Given instruction 1
In the post on technology and church, answer these questions:
(a) What has the American church suffered greatly with?
(b) Which cities does the post name as places where this has become an issue for most churches?
(c) What is the next step for a young family in a city like Seattle?
Given instruction 2
Can you edit the post on technology and church by giving everything from "Can technology be" down to "or Blue Pill?" again, with "social media" replaced by "online platforms"?
** START Passage to read **
Do technology and religion belong together?

As I begin the arduous journey of writing a theses, I am pulled in so many different directions. At the time of this writing, I am interested in technology and the kind of community that can come from it. In other words, can technology  provide the interaction, intimacy, and ultimately discipleship relationships that are necessary in Christian community? The American church has suffered greatly with a lack of discipleship and deep community; the end result of this project has to be way toward depth and intimacy.
As cities increase in density, and housing prices soar, the church must have a solution for those who are unable to “keep up with the joneses.” The fact is, churches are needed in cities and neighborhoods, an issue for these churches is sustainability financially, culturally, and theologically. This has become an issue for most churches that reside in cities like Seattle, NYC, Chicago, and LA, to name a few. Another issue facing churches is the transient nature of most urban people. In a city like Seattle, where many people come to pad their resume, the likelihood of a long term stay or the feeling of calling Seattle ‘home’ is generally unlikely. A few reasons for this is the lack of affordability and the American dream of owning a home with a yard and white picket fence. In a city like seattle, single family homes are becoming a snapshot of another time and era. The next step for a young family is to move outside of the city and raise their family. This, then, makes churches in urban centers usually smaller and unable to afford the soaring costs associated with city life.
Can technology be an answer? Can the use of social media foster the community and sustainability that is needed for urban churches to remain present in the neighborhood it is serving? Is technology able to create biblical fellowship that produces and fosters the same intimacies that happen in person to person encounters?

Red Pill or Blue Pill?
** END Passage to read **
** START Given data **
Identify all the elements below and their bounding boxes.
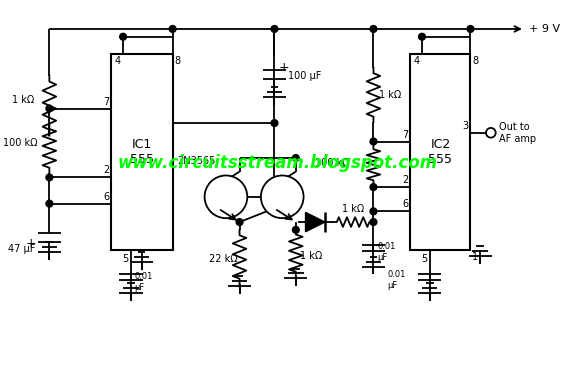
Text: 100 kΩ: 100 kΩ [3,138,37,149]
Circle shape [46,174,53,181]
Text: 5: 5 [422,254,428,264]
Circle shape [271,120,278,126]
Circle shape [119,33,126,40]
Text: μF: μF [135,283,145,291]
Text: 100 μF: 100 μF [288,71,321,81]
Text: 0.01: 0.01 [387,270,405,279]
Text: 2N3565: 2N3565 [178,156,216,166]
Text: 6: 6 [104,192,109,202]
Text: 1 kΩ: 1 kΩ [379,90,401,100]
Circle shape [46,105,53,112]
Circle shape [370,219,377,225]
Text: 100 kΩ: 100 kΩ [315,158,350,168]
Text: 7: 7 [103,97,109,107]
Text: 1: 1 [472,252,478,262]
Circle shape [169,26,176,32]
Text: μF: μF [387,281,397,290]
Bar [410,54,470,250]
Text: + 9 V: + 9 V [529,24,560,34]
Text: 6: 6 [402,199,409,209]
Text: 1 kΩ: 1 kΩ [300,251,322,261]
Circle shape [370,208,377,215]
Circle shape [271,26,278,32]
Text: 2: 2 [103,165,109,175]
Circle shape [293,155,299,162]
Circle shape [370,26,377,32]
Text: 1 kΩ: 1 kΩ [12,95,35,105]
Text: μF: μF [378,253,388,262]
Text: 7: 7 [402,129,409,139]
Circle shape [261,175,303,218]
Text: 8: 8 [473,56,478,66]
Text: 1 kΩ: 1 kΩ [342,204,364,214]
Text: IC1
555: IC1 555 [130,138,154,166]
Polygon shape [306,212,325,232]
Text: Out to
AF amp: Out to AF amp [499,122,536,144]
Text: 2: 2 [402,175,409,185]
Text: 47 μF: 47 μF [8,244,36,254]
Text: 4: 4 [115,56,121,66]
Circle shape [467,26,474,32]
Circle shape [486,128,496,138]
Text: 3: 3 [462,121,469,131]
Text: www.circuitsstream.blogspot.com: www.circuitsstream.blogspot.com [117,154,438,172]
Bar [112,54,173,250]
Circle shape [419,33,426,40]
Circle shape [370,184,377,191]
Text: 8: 8 [174,56,181,66]
Text: +: + [25,236,36,249]
Text: 0.01: 0.01 [135,272,153,281]
Circle shape [205,175,247,218]
Circle shape [293,227,299,233]
Text: 22 kΩ: 22 kΩ [209,254,238,264]
Text: 5: 5 [123,254,129,264]
Text: 0.01: 0.01 [378,242,396,251]
Text: 4: 4 [414,56,420,66]
Circle shape [370,138,377,145]
Text: IC2
555: IC2 555 [428,138,452,166]
Circle shape [236,219,243,225]
Circle shape [46,200,53,207]
Text: +: + [278,61,289,74]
** END Given data **
Reply 1
(a) A lack of discipleship and deep community.
(b) Seattle, NYC, Chicago, and LA.
(c) To move outside of the city and raise their family.

Reply 2
Can technology be an answer? Can the use of online platforms foster the community and sustainability that is needed for urban churches to remain present in the neighborhood it is serving? Is technology able to create biblical fellowship that produces and fosters the same intimacies that happen in person to person encounters?

Red Pill or Blue Pill?